[START RECORDS FOR THE EXERCISE]
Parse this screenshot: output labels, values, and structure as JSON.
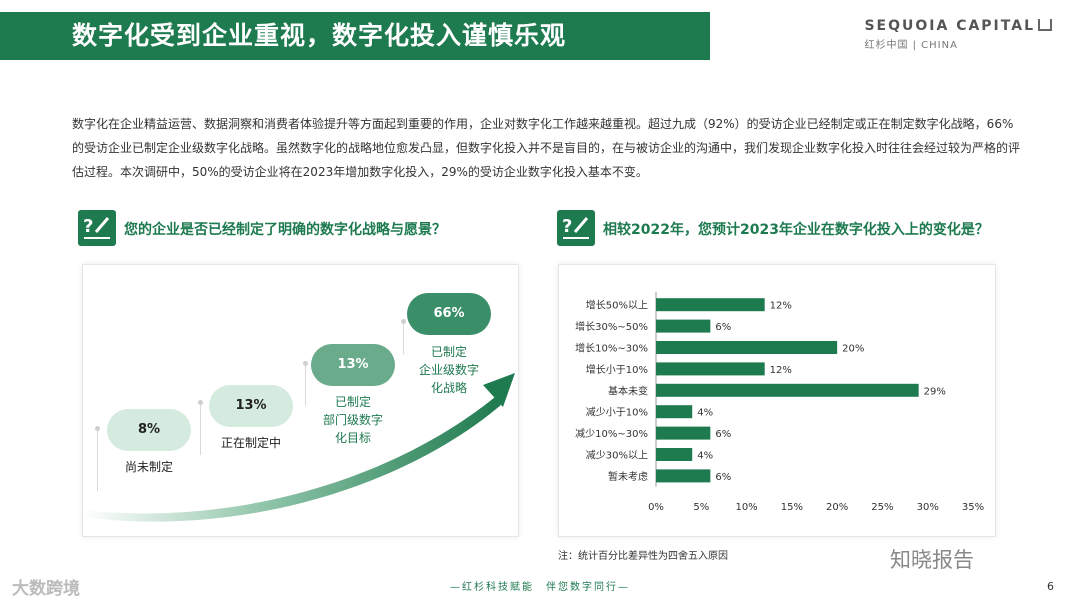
{
  "header": {
    "title": "数字化受到企业重视，数字化投入谨慎乐观",
    "brand_main": "SEQUOIA CAPITAL",
    "brand_sub": "红杉中国 | CHINA"
  },
  "intro_text": "数字化在企业精益运营、数据洞察和消费者体验提升等方面起到重要的作用，企业对数字化工作越来越重视。超过九成（92%）的受访企业已经制定或正在制定数字化战略，66%的受访企业已制定企业级数字化战略。虽然数字化的战略地位愈发凸显，但数字化投入并不是盲目的，在与被访企业的沟通中，我们发现企业数字化投入时往往会经过较为严格的评估过程。本次调研中，50%的受访企业将在2023年增加数字化投入，29%的受访企业数字化投入基本不变。",
  "left_question": "您的企业是否已经制定了明确的数字化战略与愿景？",
  "right_question": "相较2022年，您预计2023年企业在数字化投入上的变化是？",
  "colors": {
    "accent": "#1e7a4f",
    "bar": "#1e7a4f",
    "light": "#d6ebe0",
    "mid": "#6aab8c",
    "dark": "#3b8f68"
  },
  "chart_data": [
    {
      "type": "bar",
      "orientation": "stages",
      "categories": [
        "尚未制定",
        "正在制定中",
        "已制定部门级数字化目标",
        "已制定企业级数字化战略"
      ],
      "values": [
        8,
        13,
        13,
        66
      ],
      "value_labels": [
        "8%",
        "13%",
        "13%",
        "66%"
      ],
      "stage_labels": [
        [
          "尚未制定"
        ],
        [
          "正在制定中"
        ],
        [
          "已制定",
          "部门级数字",
          "化目标"
        ],
        [
          "已制定",
          "企业级数字",
          "化战略"
        ]
      ]
    },
    {
      "type": "bar",
      "orientation": "horizontal",
      "categories": [
        "增长50%以上",
        "增长30%~50%",
        "增长10%~30%",
        "增长小于10%",
        "基本未变",
        "减少小于10%",
        "减少10%~30%",
        "减少30%以上",
        "暂未考虑"
      ],
      "values": [
        12,
        6,
        20,
        12,
        29,
        4,
        6,
        4,
        6
      ],
      "value_labels": [
        "12%",
        "6%",
        "20%",
        "12%",
        "29%",
        "4%",
        "6%",
        "4%",
        "6%"
      ],
      "xlim": [
        0,
        35
      ],
      "ticks": [
        0,
        5,
        10,
        15,
        20,
        25,
        30,
        35
      ],
      "tick_labels": [
        "0%",
        "5%",
        "10%",
        "15%",
        "20%",
        "25%",
        "30%",
        "35%"
      ]
    }
  ],
  "note": "注：统计百分比差异性为四舍五入原因",
  "footer": "—红杉科技赋能　伴您数字同行—",
  "page_number": "6",
  "watermark_left": "大数跨境",
  "watermark_right": "知晓报告"
}
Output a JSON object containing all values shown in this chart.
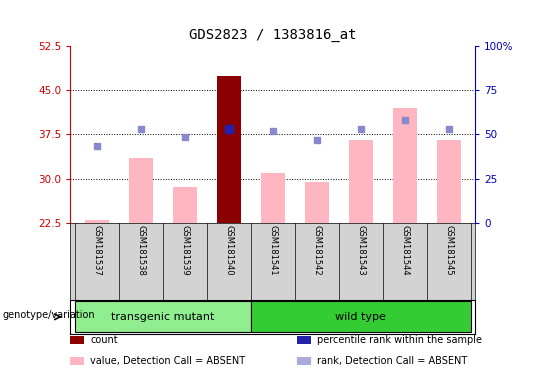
{
  "title": "GDS2823 / 1383816_at",
  "samples": [
    "GSM181537",
    "GSM181538",
    "GSM181539",
    "GSM181540",
    "GSM181541",
    "GSM181542",
    "GSM181543",
    "GSM181544",
    "GSM181545"
  ],
  "groups": [
    {
      "label": "transgenic mutant",
      "indices": [
        0,
        1,
        2,
        3
      ],
      "color": "#90EE90"
    },
    {
      "label": "wild type",
      "indices": [
        4,
        5,
        6,
        7,
        8
      ],
      "color": "#33CC33"
    }
  ],
  "value_bars": [
    23.0,
    33.5,
    28.5,
    47.5,
    31.0,
    29.5,
    36.5,
    42.0,
    36.5
  ],
  "rank_dots": [
    35.5,
    38.5,
    37.0,
    38.5,
    38.0,
    36.5,
    38.5,
    40.0,
    38.5
  ],
  "count_bar_index": 3,
  "count_bar_value": 47.5,
  "percentile_rank_index": 3,
  "percentile_rank_dot": 38.5,
  "left_ylim": [
    22.5,
    52.5
  ],
  "left_yticks": [
    22.5,
    30.0,
    37.5,
    45.0,
    52.5
  ],
  "right_ylim": [
    0,
    100
  ],
  "right_yticks": [
    0,
    25,
    50,
    75,
    100
  ],
  "right_yticklabels": [
    "0",
    "25",
    "50",
    "75",
    "100%"
  ],
  "bar_color_pink": "#FFB6C1",
  "bar_color_red": "#8B0000",
  "dot_color_blue": "#8888CC",
  "dot_color_darkblue": "#2222AA",
  "left_axis_color": "#CC0000",
  "right_axis_color": "#0000BB",
  "bg_sample": "#D3D3D3",
  "legend_items": [
    {
      "color": "#8B0000",
      "label": "count"
    },
    {
      "color": "#2222AA",
      "label": "percentile rank within the sample"
    },
    {
      "color": "#FFB6C1",
      "label": "value, Detection Call = ABSENT"
    },
    {
      "color": "#AAAADD",
      "label": "rank, Detection Call = ABSENT"
    }
  ]
}
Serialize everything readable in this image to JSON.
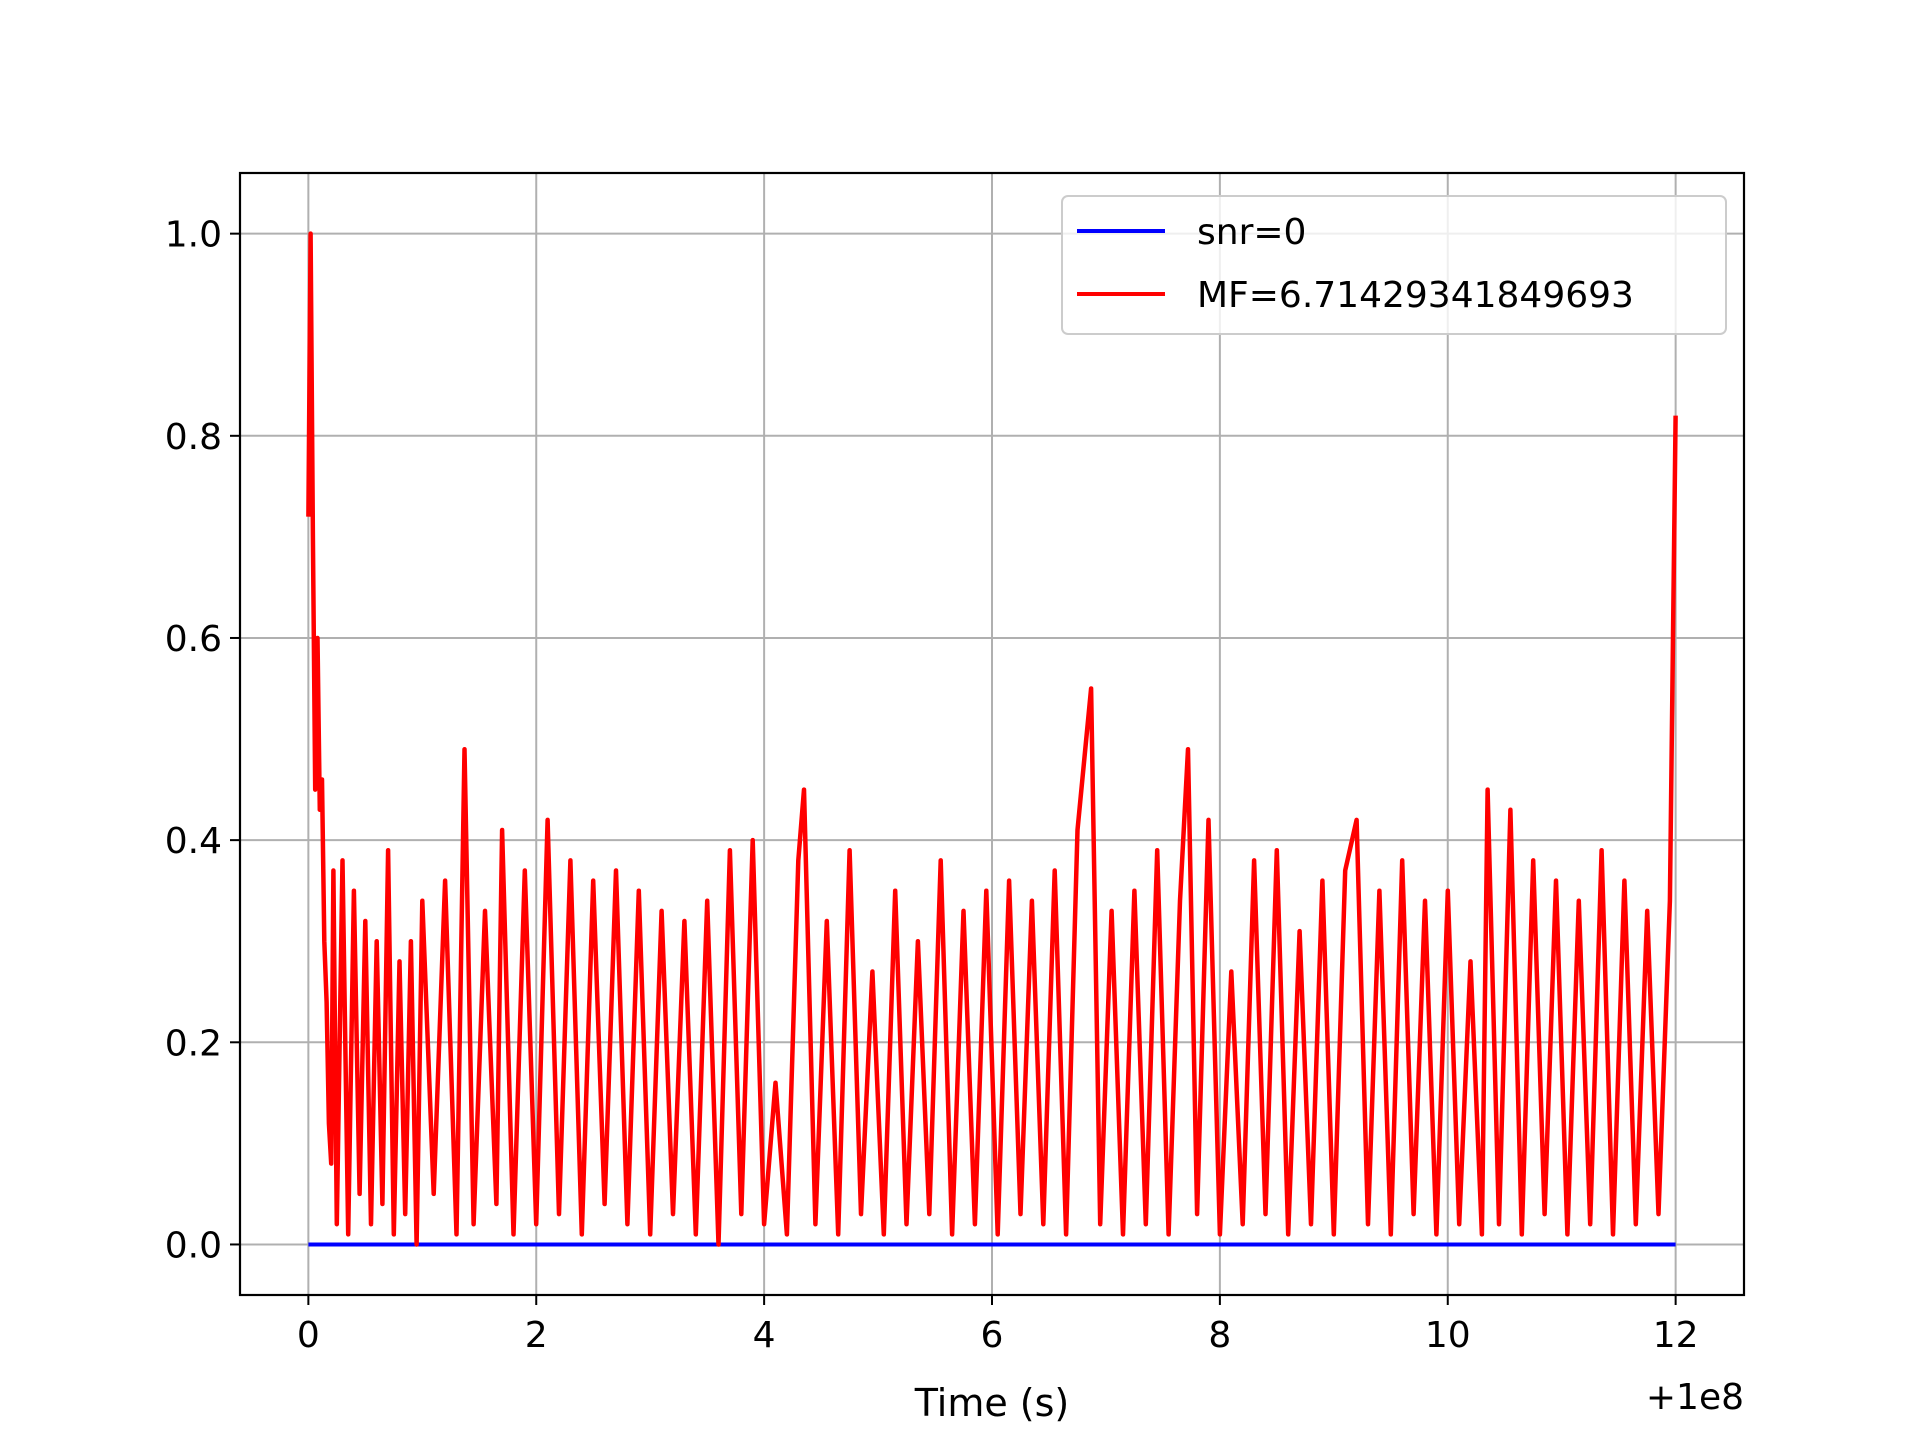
{
  "chart_data": {
    "type": "line",
    "xlabel": "Time (s)",
    "ylabel": "",
    "x_offset_label": "+1e8",
    "xlim": [
      -0.6,
      12.6
    ],
    "ylim": [
      -0.05,
      1.06
    ],
    "xticks": [
      0,
      2,
      4,
      6,
      8,
      10,
      12
    ],
    "xtick_labels": [
      "0",
      "2",
      "4",
      "6",
      "8",
      "10",
      "12"
    ],
    "yticks": [
      0.0,
      0.2,
      0.4,
      0.6,
      0.8,
      1.0
    ],
    "ytick_labels": [
      "0.0",
      "0.2",
      "0.4",
      "0.6",
      "0.8",
      "1.0"
    ],
    "grid": true,
    "legend_position": "top-right",
    "series": [
      {
        "name": "snr=0",
        "color": "#0000ff",
        "x": [
          0,
          12
        ],
        "y": [
          0.0,
          0.0
        ]
      },
      {
        "name": "MF=6.71429341849693",
        "color": "#ff0000",
        "x": [
          0,
          0.02,
          0.04,
          0.06,
          0.08,
          0.1,
          0.12,
          0.14,
          0.16,
          0.18,
          0.2,
          0.22,
          0.25,
          0.3,
          0.35,
          0.4,
          0.45,
          0.5,
          0.55,
          0.6,
          0.65,
          0.7,
          0.75,
          0.8,
          0.85,
          0.9,
          0.95,
          1.0,
          1.1,
          1.2,
          1.3,
          1.37,
          1.45,
          1.55,
          1.65,
          1.7,
          1.8,
          1.9,
          2.0,
          2.1,
          2.2,
          2.3,
          2.4,
          2.5,
          2.6,
          2.7,
          2.8,
          2.9,
          3.0,
          3.1,
          3.2,
          3.3,
          3.4,
          3.5,
          3.6,
          3.7,
          3.8,
          3.9,
          4.0,
          4.1,
          4.2,
          4.3,
          4.35,
          4.45,
          4.55,
          4.65,
          4.75,
          4.85,
          4.95,
          5.05,
          5.15,
          5.25,
          5.35,
          5.45,
          5.55,
          5.65,
          5.75,
          5.85,
          5.95,
          6.05,
          6.15,
          6.25,
          6.35,
          6.45,
          6.55,
          6.65,
          6.75,
          6.87,
          6.95,
          7.05,
          7.15,
          7.25,
          7.35,
          7.45,
          7.55,
          7.65,
          7.72,
          7.8,
          7.9,
          8.0,
          8.1,
          8.2,
          8.3,
          8.4,
          8.5,
          8.6,
          8.7,
          8.8,
          8.9,
          9.0,
          9.1,
          9.2,
          9.3,
          9.4,
          9.5,
          9.6,
          9.7,
          9.8,
          9.9,
          10.0,
          10.1,
          10.2,
          10.3,
          10.35,
          10.45,
          10.55,
          10.65,
          10.75,
          10.85,
          10.95,
          11.05,
          11.15,
          11.25,
          11.35,
          11.45,
          11.55,
          11.65,
          11.75,
          11.85,
          11.95,
          12.0
        ],
        "y": [
          0.72,
          1.0,
          0.7,
          0.45,
          0.6,
          0.43,
          0.46,
          0.3,
          0.24,
          0.12,
          0.08,
          0.37,
          0.02,
          0.38,
          0.01,
          0.35,
          0.05,
          0.32,
          0.02,
          0.3,
          0.04,
          0.39,
          0.01,
          0.28,
          0.03,
          0.3,
          0.0,
          0.34,
          0.05,
          0.36,
          0.01,
          0.49,
          0.02,
          0.33,
          0.04,
          0.41,
          0.01,
          0.37,
          0.02,
          0.42,
          0.03,
          0.38,
          0.01,
          0.36,
          0.04,
          0.37,
          0.02,
          0.35,
          0.01,
          0.33,
          0.03,
          0.32,
          0.01,
          0.34,
          0.0,
          0.39,
          0.03,
          0.4,
          0.02,
          0.16,
          0.01,
          0.38,
          0.45,
          0.02,
          0.32,
          0.01,
          0.39,
          0.03,
          0.27,
          0.01,
          0.35,
          0.02,
          0.3,
          0.03,
          0.38,
          0.01,
          0.33,
          0.02,
          0.35,
          0.01,
          0.36,
          0.03,
          0.34,
          0.02,
          0.37,
          0.01,
          0.41,
          0.55,
          0.02,
          0.33,
          0.01,
          0.35,
          0.02,
          0.39,
          0.01,
          0.34,
          0.49,
          0.03,
          0.42,
          0.01,
          0.27,
          0.02,
          0.38,
          0.03,
          0.39,
          0.01,
          0.31,
          0.02,
          0.36,
          0.01,
          0.37,
          0.42,
          0.02,
          0.35,
          0.01,
          0.38,
          0.03,
          0.34,
          0.01,
          0.35,
          0.02,
          0.28,
          0.01,
          0.45,
          0.02,
          0.43,
          0.01,
          0.38,
          0.03,
          0.36,
          0.01,
          0.34,
          0.02,
          0.39,
          0.01,
          0.36,
          0.02,
          0.33,
          0.03,
          0.34,
          0.82
        ]
      }
    ]
  }
}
[END RECORDS FOR THE EXERCISE]
▶ [PROBLEM]: Find how many of the lines above have the word "ABSENT" in them. State only that number.

▶ [OUTPUT OF THE TASK]: 2